■ GOAL
Begin at the line that contains "Transcribe the text in this document." and repeat every line from there to the end of the records below, inclusive, without adding any other line.

(Rows from a dataset)
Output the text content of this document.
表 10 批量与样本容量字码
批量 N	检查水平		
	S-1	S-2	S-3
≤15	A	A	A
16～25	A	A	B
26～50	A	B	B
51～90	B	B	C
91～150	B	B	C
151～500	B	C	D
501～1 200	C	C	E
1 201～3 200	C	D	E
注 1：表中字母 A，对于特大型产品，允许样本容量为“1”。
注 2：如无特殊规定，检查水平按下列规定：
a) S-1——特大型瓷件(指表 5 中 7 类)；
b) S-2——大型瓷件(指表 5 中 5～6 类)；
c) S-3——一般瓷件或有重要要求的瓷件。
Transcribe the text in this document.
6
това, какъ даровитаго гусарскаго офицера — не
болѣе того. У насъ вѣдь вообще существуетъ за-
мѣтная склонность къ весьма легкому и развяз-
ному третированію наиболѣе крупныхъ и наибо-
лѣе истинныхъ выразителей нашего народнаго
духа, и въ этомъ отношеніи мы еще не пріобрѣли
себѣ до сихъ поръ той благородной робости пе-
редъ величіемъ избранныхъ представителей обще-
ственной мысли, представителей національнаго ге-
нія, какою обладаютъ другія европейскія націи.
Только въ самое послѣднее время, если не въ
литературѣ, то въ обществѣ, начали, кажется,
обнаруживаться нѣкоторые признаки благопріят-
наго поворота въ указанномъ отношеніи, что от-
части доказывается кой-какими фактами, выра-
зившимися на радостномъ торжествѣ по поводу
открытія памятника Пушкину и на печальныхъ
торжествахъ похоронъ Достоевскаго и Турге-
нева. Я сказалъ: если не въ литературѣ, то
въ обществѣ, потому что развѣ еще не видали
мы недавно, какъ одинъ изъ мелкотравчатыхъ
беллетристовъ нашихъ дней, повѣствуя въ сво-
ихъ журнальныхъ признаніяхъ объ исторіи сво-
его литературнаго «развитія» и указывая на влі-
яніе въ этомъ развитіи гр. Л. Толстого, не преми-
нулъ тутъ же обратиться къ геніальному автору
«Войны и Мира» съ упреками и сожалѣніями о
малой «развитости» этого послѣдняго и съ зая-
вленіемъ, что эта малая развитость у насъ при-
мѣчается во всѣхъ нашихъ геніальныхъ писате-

■ COMPLETE ANSWER
Transcribe the text in this document.
6
това, какъ даровитаго гусарскаго офицера — не
болѣе того. У насъ вѣдь вообще существуетъ за-
мѣтная склонность къ весьма легкому и развяз-
ному третированію наиболѣе крупныхъ и наибо-
лѣе истинныхъ выразителей нашего народнаго
духа, и въ этомъ отношеніи мы еще не пріобрѣли
себѣ до сихъ поръ той благородной робости пе-
редъ величіемъ избранныхъ представителей обще-
ственной мысли, представителей національнаго ге-
нія, какою обладаютъ другія европейскія націи.
Только въ самое послѣднее время, если не въ
литературѣ, то въ обществѣ, начали, кажется,
обнаруживаться нѣкоторые признаки благопріят-
наго поворота въ указанномъ отношеніи, что от-
части доказывается кой-какими фактами, выра-
зившимися на радостномъ торжествѣ по поводу
открытія памятника Пушкину и на печальныхъ
торжествахъ похоронъ Достоевскаго и Турге-
нева. Я сказалъ: если не въ литературѣ, то
въ обществѣ, потому что развѣ еще не видали
мы недавно, какъ одинъ изъ мелкотравчатыхъ
беллетристовъ нашихъ дней, повѣствуя въ сво-
ихъ журнальныхъ признаніяхъ объ исторіи сво-
его литературнаго «развитія» и указывая на влі-
яніе въ этомъ развитіи гр. Л. Толстого, не преми-
нулъ тутъ же обратиться къ геніальному автору
«Войны и Мира» съ упреками и сожалѣніями о
малой «развитости» этого послѣдняго и съ зая-
вленіемъ, что эта малая развитость у насъ при-
мѣчается во всѣхъ нашихъ геніальныхъ писате-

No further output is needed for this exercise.